begin Data provided
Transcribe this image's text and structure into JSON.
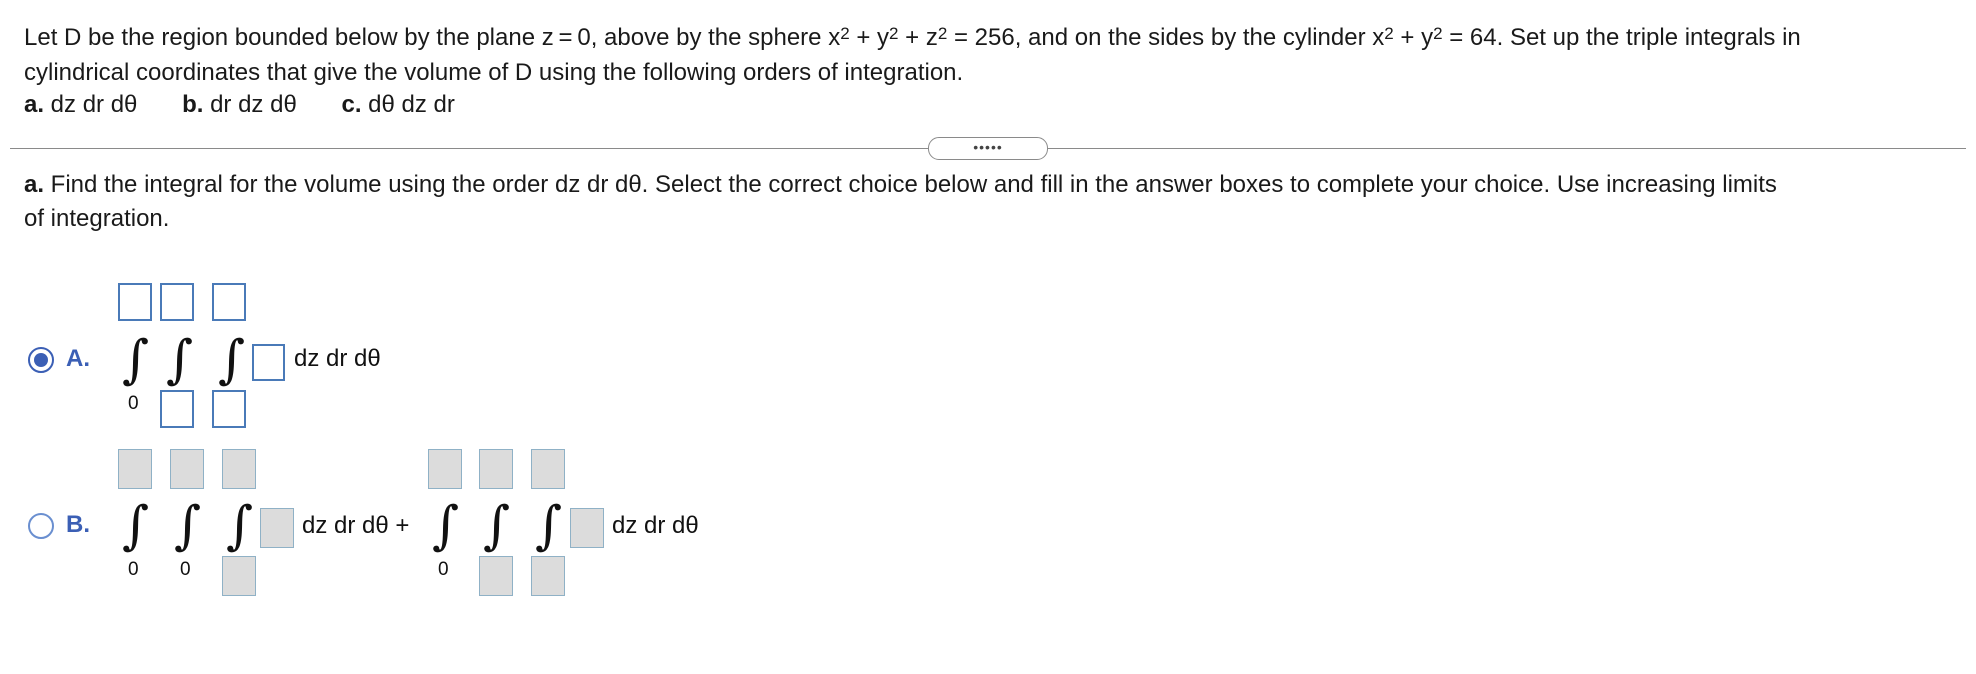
{
  "problem": {
    "line1_prefix": "Let D be the region bounded below by the plane z = 0, above by the sphere x",
    "sq": "2",
    "plus": " + y",
    "plus_z": " + z",
    "sphere_eq_suffix": " = 256, and on the sides by the cylinder x",
    "cyl_suffix": " = 64. Set up the triple integrals in",
    "line2": "cylindrical coordinates that give the volume of D using the following orders of integration.",
    "parts": [
      {
        "letter": "a.",
        "text": " dz dr dθ"
      },
      {
        "letter": "b.",
        "text": " dr dz dθ"
      },
      {
        "letter": "c.",
        "text": " dθ dz dr"
      }
    ]
  },
  "divider_button": "•••••",
  "question": {
    "letter": "a.",
    "line1": " Find the integral for the volume using the order dz dr dθ. Select the correct choice below and fill in the answer boxes to complete your choice. Use increasing limits",
    "line2": "of integration."
  },
  "options": [
    {
      "label": "A.",
      "selected": true,
      "lower_limit": "0",
      "differential": "dz dr dθ"
    },
    {
      "label": "B.",
      "selected": false,
      "lower_limits": [
        "0",
        "0",
        "0"
      ],
      "differential_1": "dz dr dθ +",
      "differential_2": "dz dr dθ"
    }
  ],
  "integral_sign": "∫",
  "colors": {
    "accent": "#3b5fb5",
    "active_box_border": "#4a7ab8",
    "disabled_box_bg": "#dcdcdc",
    "disabled_box_border": "#8fb1c6"
  }
}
end Data provided
Exercise description
Using the records above, retype everything exactly except the pictures.

Result
Transcribe this image's text and structure into JSON.
{
  "problem": {
    "line1_prefix": "Let D be the region bounded below by the plane z = 0, above by the sphere x",
    "sq": "2",
    "plus": " + y",
    "plus_z": " + z",
    "sphere_eq_suffix": " = 256, and on the sides by the cylinder x",
    "cyl_suffix": " = 64. Set up the triple integrals in",
    "line2": "cylindrical coordinates that give the volume of D using the following orders of integration.",
    "parts": [
      {
        "letter": "a.",
        "text": " dz dr dθ"
      },
      {
        "letter": "b.",
        "text": " dr dz dθ"
      },
      {
        "letter": "c.",
        "text": " dθ dz dr"
      }
    ]
  },
  "divider_button": "•••••",
  "question": {
    "letter": "a.",
    "line1": " Find the integral for the volume using the order dz dr dθ. Select the correct choice below and fill in the answer boxes to complete your choice. Use increasing limits",
    "line2": "of integration."
  },
  "options": [
    {
      "label": "A.",
      "selected": true,
      "lower_limit": "0",
      "differential": "dz dr dθ"
    },
    {
      "label": "B.",
      "selected": false,
      "lower_limits": [
        "0",
        "0",
        "0"
      ],
      "differential_1": "dz dr dθ +",
      "differential_2": "dz dr dθ"
    }
  ],
  "integral_sign": "∫",
  "colors": {
    "accent": "#3b5fb5",
    "active_box_border": "#4a7ab8",
    "disabled_box_bg": "#dcdcdc",
    "disabled_box_border": "#8fb1c6"
  }
}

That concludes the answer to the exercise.